>>>>>

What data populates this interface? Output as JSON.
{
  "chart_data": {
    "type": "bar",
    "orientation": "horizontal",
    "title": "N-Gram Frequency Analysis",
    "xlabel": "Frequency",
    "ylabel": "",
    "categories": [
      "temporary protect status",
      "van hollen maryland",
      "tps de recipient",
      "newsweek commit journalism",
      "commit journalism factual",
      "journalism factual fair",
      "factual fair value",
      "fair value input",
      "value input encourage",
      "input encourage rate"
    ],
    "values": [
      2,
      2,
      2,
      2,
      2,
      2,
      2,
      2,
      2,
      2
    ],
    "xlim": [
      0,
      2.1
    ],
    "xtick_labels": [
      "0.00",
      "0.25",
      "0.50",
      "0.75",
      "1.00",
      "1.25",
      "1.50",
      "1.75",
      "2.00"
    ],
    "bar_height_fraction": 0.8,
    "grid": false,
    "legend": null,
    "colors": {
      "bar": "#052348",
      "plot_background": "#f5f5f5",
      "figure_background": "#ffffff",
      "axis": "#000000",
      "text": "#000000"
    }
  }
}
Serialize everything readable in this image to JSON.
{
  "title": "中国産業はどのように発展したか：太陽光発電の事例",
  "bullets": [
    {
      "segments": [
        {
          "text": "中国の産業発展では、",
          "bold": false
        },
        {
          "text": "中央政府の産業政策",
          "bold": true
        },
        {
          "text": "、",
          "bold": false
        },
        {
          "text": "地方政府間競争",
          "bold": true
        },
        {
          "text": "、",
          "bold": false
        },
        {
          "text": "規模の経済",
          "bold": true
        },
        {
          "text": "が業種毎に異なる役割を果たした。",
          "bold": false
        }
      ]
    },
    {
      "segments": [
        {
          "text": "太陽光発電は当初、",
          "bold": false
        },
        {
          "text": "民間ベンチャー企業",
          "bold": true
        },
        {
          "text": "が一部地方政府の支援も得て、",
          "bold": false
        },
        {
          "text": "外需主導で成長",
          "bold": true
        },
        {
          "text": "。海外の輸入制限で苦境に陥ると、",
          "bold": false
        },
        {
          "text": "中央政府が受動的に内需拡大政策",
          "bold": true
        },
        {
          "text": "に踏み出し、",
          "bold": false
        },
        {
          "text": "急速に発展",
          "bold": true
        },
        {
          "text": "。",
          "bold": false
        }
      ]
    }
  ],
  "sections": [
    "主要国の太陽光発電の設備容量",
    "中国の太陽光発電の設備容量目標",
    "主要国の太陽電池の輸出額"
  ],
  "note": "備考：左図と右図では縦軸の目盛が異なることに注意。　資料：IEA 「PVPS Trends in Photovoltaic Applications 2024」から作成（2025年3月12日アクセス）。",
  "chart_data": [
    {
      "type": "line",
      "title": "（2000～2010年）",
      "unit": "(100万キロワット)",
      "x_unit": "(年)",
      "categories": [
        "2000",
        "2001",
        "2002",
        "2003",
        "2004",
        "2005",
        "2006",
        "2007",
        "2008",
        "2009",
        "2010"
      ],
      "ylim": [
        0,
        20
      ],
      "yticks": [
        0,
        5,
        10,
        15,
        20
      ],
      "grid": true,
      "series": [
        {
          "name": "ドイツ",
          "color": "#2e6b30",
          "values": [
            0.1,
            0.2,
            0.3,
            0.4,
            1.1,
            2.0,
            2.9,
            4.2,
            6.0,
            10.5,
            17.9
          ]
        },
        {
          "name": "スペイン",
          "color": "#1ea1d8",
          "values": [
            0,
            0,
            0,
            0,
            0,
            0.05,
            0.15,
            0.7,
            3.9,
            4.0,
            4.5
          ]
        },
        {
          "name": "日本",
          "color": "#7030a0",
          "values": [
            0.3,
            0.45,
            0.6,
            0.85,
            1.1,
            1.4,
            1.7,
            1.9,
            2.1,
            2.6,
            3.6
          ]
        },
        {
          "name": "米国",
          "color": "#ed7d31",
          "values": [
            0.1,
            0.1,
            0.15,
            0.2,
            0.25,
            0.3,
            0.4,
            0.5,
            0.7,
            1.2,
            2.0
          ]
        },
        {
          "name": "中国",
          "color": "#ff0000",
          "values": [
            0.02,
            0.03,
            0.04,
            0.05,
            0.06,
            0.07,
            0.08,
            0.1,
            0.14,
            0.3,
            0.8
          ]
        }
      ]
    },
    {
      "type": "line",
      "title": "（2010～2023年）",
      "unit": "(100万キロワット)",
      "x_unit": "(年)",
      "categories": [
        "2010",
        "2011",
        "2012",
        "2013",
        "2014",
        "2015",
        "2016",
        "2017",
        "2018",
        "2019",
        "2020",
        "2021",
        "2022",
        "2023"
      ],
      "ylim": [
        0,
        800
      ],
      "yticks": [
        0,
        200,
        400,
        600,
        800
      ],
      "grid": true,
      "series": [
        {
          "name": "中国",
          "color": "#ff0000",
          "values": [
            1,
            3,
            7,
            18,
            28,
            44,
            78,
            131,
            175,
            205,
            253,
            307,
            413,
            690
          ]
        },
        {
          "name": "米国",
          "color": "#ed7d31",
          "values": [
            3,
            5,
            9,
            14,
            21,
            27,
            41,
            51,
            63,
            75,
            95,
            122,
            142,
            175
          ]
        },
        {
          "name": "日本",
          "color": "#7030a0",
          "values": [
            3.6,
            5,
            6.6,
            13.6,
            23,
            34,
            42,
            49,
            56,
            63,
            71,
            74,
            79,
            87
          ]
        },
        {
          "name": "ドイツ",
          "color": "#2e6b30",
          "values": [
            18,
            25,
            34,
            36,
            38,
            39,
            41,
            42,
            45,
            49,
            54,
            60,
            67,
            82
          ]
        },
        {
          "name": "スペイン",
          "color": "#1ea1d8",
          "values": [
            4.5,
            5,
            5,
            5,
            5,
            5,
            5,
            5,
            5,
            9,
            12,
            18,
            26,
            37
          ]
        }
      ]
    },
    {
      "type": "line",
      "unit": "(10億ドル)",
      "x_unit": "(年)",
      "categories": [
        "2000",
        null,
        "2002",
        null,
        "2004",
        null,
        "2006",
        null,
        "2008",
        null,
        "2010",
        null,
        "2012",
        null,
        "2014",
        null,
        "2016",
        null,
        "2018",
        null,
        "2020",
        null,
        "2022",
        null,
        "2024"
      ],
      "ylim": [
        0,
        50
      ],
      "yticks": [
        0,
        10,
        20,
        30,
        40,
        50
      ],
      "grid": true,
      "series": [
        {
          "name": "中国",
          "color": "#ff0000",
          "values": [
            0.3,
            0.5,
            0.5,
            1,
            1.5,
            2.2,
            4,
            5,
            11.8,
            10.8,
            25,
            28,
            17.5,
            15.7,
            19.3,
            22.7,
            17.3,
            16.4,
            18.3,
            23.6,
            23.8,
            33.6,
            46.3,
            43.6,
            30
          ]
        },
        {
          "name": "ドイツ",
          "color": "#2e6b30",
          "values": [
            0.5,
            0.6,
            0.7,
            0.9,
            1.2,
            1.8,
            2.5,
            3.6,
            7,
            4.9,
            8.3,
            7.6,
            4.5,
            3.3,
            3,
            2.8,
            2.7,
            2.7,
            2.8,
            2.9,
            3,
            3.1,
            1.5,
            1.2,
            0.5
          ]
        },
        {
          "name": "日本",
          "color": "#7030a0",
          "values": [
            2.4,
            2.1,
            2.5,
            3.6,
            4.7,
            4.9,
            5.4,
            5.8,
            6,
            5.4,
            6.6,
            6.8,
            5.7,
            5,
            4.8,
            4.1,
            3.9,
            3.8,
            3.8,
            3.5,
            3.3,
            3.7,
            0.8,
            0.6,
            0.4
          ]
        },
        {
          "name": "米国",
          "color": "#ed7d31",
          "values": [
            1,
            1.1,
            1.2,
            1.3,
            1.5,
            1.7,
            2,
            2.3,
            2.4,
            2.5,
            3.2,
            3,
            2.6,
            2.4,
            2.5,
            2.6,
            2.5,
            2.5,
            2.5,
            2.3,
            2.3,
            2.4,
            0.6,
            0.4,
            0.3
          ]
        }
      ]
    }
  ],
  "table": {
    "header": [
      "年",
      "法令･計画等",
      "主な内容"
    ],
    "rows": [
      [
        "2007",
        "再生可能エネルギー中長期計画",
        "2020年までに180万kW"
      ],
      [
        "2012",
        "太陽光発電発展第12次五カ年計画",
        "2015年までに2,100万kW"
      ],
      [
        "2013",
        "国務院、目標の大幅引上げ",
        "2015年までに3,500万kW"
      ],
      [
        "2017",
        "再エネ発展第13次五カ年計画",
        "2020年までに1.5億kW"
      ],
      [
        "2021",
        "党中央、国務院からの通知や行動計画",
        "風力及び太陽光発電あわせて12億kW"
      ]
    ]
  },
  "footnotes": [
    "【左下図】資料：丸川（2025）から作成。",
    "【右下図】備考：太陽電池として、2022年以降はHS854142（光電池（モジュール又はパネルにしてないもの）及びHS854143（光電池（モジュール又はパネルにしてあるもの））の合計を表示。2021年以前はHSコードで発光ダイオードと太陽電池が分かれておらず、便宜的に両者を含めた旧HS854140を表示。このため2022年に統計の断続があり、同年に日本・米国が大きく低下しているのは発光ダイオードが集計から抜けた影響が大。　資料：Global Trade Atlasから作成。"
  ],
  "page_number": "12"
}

<<<<<

STATED EXERCISE. What is the number of lines that hold the string "encourage"? Reply with that number alone.

EXERCISE RESULT. 2